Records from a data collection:
══════

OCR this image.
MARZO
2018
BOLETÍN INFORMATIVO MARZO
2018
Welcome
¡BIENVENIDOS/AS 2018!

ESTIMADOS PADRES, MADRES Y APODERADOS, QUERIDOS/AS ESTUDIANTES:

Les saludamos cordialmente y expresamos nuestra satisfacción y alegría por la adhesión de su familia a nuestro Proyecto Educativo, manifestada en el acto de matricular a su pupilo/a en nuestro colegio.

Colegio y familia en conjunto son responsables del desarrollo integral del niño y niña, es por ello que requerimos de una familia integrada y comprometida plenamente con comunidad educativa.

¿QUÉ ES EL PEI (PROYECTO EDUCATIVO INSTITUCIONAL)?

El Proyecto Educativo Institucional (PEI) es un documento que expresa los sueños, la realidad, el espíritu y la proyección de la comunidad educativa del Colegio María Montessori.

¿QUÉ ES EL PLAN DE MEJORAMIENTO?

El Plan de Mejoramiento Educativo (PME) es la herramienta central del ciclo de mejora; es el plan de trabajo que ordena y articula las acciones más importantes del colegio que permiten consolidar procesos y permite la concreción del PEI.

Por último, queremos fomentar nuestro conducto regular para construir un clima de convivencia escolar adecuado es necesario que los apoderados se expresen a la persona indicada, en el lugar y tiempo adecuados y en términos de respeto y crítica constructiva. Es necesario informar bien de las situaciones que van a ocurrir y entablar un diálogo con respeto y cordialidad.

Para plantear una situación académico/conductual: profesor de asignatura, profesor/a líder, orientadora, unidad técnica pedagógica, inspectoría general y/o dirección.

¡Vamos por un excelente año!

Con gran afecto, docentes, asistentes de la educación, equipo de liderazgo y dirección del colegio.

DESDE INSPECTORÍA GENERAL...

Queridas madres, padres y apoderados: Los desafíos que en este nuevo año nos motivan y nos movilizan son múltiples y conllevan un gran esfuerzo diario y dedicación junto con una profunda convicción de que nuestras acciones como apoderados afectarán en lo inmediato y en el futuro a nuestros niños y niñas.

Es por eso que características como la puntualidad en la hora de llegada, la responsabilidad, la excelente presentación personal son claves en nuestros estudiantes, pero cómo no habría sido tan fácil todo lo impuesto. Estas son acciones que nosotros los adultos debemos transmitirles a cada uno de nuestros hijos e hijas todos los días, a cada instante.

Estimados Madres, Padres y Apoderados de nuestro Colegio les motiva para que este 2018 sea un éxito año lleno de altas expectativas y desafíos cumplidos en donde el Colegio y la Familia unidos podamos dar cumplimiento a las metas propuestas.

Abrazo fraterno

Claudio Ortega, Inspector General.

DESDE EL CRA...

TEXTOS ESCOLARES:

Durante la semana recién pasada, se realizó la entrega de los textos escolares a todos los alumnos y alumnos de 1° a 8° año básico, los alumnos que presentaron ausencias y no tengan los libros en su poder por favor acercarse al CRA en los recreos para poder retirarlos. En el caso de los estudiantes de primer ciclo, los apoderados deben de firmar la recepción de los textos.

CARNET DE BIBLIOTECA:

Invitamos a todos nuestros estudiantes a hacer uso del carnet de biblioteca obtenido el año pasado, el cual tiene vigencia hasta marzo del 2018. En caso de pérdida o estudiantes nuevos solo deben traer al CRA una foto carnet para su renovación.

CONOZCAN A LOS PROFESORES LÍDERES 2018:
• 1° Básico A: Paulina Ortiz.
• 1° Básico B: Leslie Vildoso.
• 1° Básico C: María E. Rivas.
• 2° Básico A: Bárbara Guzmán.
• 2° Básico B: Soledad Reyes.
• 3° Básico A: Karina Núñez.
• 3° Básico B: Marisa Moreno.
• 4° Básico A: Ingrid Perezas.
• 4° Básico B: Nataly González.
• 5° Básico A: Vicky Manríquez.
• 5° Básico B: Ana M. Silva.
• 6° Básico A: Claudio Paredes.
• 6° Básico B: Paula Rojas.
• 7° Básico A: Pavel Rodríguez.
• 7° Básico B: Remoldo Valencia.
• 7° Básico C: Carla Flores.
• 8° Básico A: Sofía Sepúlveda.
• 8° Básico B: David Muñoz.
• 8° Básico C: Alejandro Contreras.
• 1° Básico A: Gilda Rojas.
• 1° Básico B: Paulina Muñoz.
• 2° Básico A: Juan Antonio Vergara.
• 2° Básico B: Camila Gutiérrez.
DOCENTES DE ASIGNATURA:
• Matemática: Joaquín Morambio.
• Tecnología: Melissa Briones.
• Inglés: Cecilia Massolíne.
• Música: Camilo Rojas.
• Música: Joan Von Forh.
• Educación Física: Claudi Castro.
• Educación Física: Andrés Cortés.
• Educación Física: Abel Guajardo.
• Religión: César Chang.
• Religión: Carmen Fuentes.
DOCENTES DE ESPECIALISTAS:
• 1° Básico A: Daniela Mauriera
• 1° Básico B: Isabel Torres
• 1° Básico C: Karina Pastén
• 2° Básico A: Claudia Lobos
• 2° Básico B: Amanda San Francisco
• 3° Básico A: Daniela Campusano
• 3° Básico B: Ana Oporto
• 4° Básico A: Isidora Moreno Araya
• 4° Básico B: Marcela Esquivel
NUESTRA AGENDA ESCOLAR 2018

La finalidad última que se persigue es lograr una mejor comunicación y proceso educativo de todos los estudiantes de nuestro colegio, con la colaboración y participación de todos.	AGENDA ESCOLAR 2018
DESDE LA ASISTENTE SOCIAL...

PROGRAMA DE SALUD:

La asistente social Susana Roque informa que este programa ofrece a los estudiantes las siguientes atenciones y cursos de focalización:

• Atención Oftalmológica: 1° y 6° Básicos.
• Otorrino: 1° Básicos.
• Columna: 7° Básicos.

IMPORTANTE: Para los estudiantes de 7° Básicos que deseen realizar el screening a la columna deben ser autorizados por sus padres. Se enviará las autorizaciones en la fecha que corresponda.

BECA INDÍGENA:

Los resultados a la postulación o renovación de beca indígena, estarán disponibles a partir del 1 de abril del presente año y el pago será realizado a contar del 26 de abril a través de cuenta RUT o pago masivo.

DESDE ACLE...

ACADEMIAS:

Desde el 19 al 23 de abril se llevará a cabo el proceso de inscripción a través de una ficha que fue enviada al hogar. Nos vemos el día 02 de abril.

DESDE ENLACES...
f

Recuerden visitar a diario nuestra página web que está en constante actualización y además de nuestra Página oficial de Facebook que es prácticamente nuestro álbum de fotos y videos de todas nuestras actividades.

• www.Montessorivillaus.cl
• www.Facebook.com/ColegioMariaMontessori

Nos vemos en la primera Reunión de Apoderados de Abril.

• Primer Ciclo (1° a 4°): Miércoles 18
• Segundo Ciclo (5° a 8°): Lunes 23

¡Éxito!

══════

§ **Problem details**
Scan the material above and determine how many lines include the word "diario"; report only the number.

§ **Final result**
2